### Do this
Answer with a number only: how many lines of the data contain "dhdgffkkebhmkfjojejmpbldmpobfkfo"?

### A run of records
## begin

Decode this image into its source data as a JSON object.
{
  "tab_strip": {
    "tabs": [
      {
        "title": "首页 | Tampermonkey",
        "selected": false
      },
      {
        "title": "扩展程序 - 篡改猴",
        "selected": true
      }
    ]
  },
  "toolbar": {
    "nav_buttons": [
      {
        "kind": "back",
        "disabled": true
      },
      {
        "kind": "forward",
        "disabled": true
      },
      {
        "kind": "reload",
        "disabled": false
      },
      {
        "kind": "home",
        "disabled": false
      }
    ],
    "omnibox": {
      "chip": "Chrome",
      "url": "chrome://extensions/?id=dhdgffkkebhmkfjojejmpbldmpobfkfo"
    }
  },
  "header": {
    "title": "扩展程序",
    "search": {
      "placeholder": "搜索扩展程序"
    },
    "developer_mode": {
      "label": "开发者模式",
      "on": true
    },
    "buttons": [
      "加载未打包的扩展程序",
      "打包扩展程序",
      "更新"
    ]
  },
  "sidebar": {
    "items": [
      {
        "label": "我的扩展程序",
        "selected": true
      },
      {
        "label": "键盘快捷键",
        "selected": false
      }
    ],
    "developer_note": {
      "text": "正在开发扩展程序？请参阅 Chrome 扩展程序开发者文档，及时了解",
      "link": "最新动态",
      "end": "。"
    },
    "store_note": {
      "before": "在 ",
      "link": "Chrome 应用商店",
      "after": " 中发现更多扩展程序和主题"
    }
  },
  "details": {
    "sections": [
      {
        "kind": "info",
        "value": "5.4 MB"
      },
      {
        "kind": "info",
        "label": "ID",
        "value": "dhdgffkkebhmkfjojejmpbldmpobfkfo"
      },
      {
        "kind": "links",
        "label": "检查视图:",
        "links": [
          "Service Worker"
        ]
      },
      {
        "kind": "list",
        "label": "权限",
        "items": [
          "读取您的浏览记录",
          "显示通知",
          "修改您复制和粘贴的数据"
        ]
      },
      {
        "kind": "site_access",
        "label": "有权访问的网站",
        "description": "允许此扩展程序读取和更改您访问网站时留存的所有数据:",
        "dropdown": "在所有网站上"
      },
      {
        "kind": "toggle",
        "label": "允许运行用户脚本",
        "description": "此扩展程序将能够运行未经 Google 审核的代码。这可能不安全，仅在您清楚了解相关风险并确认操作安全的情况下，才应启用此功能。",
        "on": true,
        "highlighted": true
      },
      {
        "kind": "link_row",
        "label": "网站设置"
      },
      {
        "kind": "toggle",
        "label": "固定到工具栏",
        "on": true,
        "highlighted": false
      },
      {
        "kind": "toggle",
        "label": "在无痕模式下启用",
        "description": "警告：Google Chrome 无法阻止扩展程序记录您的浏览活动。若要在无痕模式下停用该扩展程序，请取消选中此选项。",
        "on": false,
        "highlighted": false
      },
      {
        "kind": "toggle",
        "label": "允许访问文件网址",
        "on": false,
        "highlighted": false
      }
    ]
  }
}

## end

### The output
2